DIRECTIVE:
Each entry has to be copied exactly, with nothing missed.

Extracted data entries:

-=-=-

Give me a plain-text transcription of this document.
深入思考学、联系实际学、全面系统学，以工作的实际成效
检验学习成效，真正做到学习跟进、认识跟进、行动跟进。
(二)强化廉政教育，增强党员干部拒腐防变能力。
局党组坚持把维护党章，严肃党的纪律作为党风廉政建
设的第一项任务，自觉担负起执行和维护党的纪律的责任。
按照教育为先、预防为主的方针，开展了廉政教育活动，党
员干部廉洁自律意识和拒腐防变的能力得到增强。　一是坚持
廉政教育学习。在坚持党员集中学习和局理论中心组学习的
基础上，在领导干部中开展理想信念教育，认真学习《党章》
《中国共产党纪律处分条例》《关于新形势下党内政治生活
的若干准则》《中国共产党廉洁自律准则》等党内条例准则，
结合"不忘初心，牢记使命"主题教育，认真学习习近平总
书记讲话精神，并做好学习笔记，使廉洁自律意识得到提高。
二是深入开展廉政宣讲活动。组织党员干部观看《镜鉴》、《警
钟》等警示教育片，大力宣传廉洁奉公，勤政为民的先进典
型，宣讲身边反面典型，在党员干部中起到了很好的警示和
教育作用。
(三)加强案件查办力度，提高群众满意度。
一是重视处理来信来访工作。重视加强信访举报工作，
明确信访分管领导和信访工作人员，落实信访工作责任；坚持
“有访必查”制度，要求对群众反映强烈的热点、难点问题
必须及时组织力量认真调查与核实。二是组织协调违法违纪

-=-=-

EXERCISE OUTPUT:
Give me a plain-text transcription of this document.
深入思考学、联系实际学、全面系统学，以工作的实际成效
检验学习成效，真正做到学习跟进、认识跟进、行动跟进。
(二)强化廉政教育，增强党员干部拒腐防变能力。
局党组坚持把维护党章，严肃党的纪律作为党风廉政建
设的第一项任务，自觉担负起执行和维护党的纪律的责任。
按照教育为先、预防为主的方针，开展了廉政教育活动，党
员干部廉洁自律意识和拒腐防变的能力得到增强。　一是坚持
廉政教育学习。在坚持党员集中学习和局理论中心组学习的
基础上，在领导干部中开展理想信念教育，认真学习《党章》
《中国共产党纪律处分条例》《关于新形势下党内政治生活
的若干准则》《中国共产党廉洁自律准则》等党内条例准则，
结合"不忘初心，牢记使命"主题教育，认真学习习近平总
书记讲话精神，并做好学习笔记，使廉洁自律意识得到提高。
二是深入开展廉政宣讲活动。组织党员干部观看《镜鉴》、《警
钟》等警示教育片，大力宣传廉洁奉公，勤政为民的先进典
型，宣讲身边反面典型，在党员干部中起到了很好的警示和
教育作用。
(三)加强案件查办力度，提高群众满意度。
一是重视处理来信来访工作。重视加强信访举报工作，
明确信访分管领导和信访工作人员，落实信访工作责任；坚持
“有访必查”制度，要求对群众反映强烈的热点、难点问题
必须及时组织力量认真调查与核实。二是组织协调违法违纪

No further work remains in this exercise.